◆ **Exercise requirements**:
Output every record below exactly as it appears.

>>>

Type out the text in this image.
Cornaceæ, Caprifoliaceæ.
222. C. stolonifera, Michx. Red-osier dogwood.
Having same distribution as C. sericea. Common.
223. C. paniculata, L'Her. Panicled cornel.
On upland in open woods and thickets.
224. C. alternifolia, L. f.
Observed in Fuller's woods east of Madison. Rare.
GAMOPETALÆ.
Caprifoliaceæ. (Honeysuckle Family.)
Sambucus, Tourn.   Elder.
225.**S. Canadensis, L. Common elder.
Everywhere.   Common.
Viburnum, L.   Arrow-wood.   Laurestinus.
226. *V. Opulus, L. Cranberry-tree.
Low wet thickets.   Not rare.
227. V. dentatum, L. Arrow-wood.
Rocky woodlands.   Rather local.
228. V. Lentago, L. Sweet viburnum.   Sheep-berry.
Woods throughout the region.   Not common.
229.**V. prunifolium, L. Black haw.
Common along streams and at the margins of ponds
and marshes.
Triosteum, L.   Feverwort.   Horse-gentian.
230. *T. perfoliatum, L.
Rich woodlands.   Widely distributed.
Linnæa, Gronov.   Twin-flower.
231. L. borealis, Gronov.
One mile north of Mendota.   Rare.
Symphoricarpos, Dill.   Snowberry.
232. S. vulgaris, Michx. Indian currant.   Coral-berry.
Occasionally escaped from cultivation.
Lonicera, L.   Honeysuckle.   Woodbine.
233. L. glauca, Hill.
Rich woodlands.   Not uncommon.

<<<

◆ **Solution to the problem**:
Type out the text in this image.
Cornaceæ, Caprifoliaceæ.
222. C. stolonifera, Michx. Red-osier dogwood.
Having same distribution as C. sericea. Common.
223. C. paniculata, L'Her. Panicled cornel.
On upland in open woods and thickets.
224. C. alternifolia, L. f.
Observed in Fuller's woods east of Madison. Rare.
GAMOPETALÆ.
Caprifoliaceæ. (Honeysuckle Family.)
Sambucus, Tourn.   Elder.
225.**S. Canadensis, L. Common elder.
Everywhere.   Common.
Viburnum, L.   Arrow-wood.   Laurestinus.
226. *V. Opulus, L. Cranberry-tree.
Low wet thickets.   Not rare.
227. V. dentatum, L. Arrow-wood.
Rocky woodlands.   Rather local.
228. V. Lentago, L. Sweet viburnum.   Sheep-berry.
Woods throughout the region.   Not common.
229.**V. prunifolium, L. Black haw.
Common along streams and at the margins of ponds
and marshes.
Triosteum, L.   Feverwort.   Horse-gentian.
230. *T. perfoliatum, L.
Rich woodlands.   Widely distributed.
Linnæa, Gronov.   Twin-flower.
231. L. borealis, Gronov.
One mile north of Mendota.   Rare.
Symphoricarpos, Dill.   Snowberry.
232. S. vulgaris, Michx. Indian currant.   Coral-berry.
Occasionally escaped from cultivation.
Lonicera, L.   Honeysuckle.   Woodbine.
233. L. glauca, Hill.
Rich woodlands.   Not uncommon.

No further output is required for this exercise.